# Data for processing start
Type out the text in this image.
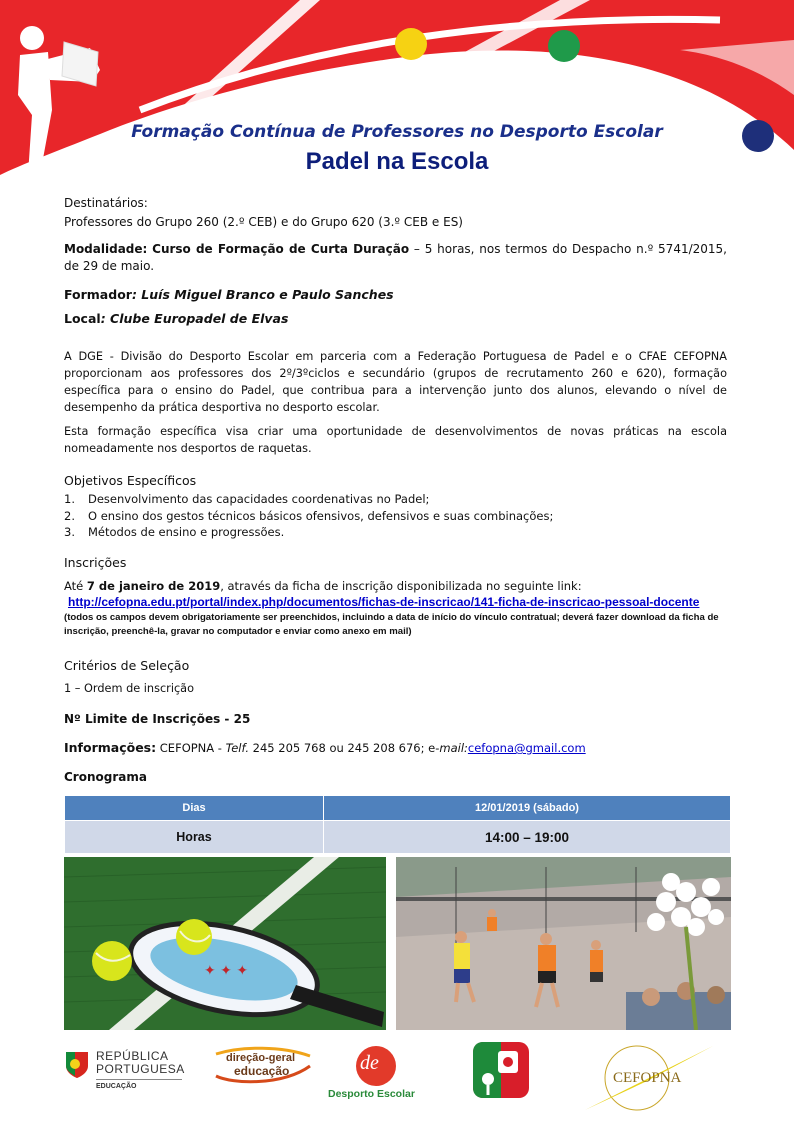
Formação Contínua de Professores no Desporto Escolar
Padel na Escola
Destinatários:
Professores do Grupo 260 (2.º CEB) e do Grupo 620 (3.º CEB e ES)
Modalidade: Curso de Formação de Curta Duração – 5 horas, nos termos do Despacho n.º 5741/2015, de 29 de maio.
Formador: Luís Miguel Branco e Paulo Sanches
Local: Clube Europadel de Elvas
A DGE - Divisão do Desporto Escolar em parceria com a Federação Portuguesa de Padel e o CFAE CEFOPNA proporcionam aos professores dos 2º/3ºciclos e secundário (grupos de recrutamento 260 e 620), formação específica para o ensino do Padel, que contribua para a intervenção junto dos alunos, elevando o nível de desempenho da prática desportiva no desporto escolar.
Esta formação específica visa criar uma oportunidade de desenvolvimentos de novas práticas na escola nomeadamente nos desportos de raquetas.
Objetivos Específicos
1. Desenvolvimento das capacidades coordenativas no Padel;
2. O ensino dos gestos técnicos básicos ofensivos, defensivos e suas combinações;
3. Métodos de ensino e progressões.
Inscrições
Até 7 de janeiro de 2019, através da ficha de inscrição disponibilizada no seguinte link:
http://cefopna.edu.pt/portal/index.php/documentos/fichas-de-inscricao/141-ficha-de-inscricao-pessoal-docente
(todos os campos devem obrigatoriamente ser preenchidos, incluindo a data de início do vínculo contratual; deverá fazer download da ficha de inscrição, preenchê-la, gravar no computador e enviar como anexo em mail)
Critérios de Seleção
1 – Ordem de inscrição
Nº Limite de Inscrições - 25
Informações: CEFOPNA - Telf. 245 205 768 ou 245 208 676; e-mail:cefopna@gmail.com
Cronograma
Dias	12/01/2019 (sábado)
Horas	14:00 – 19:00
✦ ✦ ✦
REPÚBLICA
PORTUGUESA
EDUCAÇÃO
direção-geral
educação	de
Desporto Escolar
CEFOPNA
# Data for processing end
• [Directions]: The records above must be printed exactly; the pictures stay out.

• [Solution to the exercise]:
Type out the text in this image.
Formação Contínua de Professores no Desporto Escolar
Padel na Escola
Destinatários:
Professores do Grupo 260 (2.º CEB) e do Grupo 620 (3.º CEB e ES)
Modalidade: Curso de Formação de Curta Duração – 5 horas, nos termos do Despacho n.º 5741/2015, de 29 de maio.
Formador: Luís Miguel Branco e Paulo Sanches
Local: Clube Europadel de Elvas
A DGE - Divisão do Desporto Escolar em parceria com a Federação Portuguesa de Padel e o CFAE CEFOPNA proporcionam aos professores dos 2º/3ºciclos e secundário (grupos de recrutamento 260 e 620), formação específica para o ensino do Padel, que contribua para a intervenção junto dos alunos, elevando o nível de desempenho da prática desportiva no desporto escolar.
Esta formação específica visa criar uma oportunidade de desenvolvimentos de novas práticas na escola nomeadamente nos desportos de raquetas.
Objetivos Específicos
1. Desenvolvimento das capacidades coordenativas no Padel;
2. O ensino dos gestos técnicos básicos ofensivos, defensivos e suas combinações;
3. Métodos de ensino e progressões.
Inscrições
Até 7 de janeiro de 2019, através da ficha de inscrição disponibilizada no seguinte link:
http://cefopna.edu.pt/portal/index.php/documentos/fichas-de-inscricao/141-ficha-de-inscricao-pessoal-docente
(todos os campos devem obrigatoriamente ser preenchidos, incluindo a data de início do vínculo contratual; deverá fazer download da ficha de inscrição, preenchê-la, gravar no computador e enviar como anexo em mail)
Critérios de Seleção
1 – Ordem de inscrição
Nº Limite de Inscrições - 25
Informações: CEFOPNA - Telf. 245 205 768 ou 245 208 676; e-mail:cefopna@gmail.com
Cronograma
Dias	12/01/2019 (sábado)
Horas	14:00 – 19:00
✦ ✦ ✦
REPÚBLICA
PORTUGUESA
EDUCAÇÃO
direção-geral
educação	de
Desporto Escolar
CEFOPNA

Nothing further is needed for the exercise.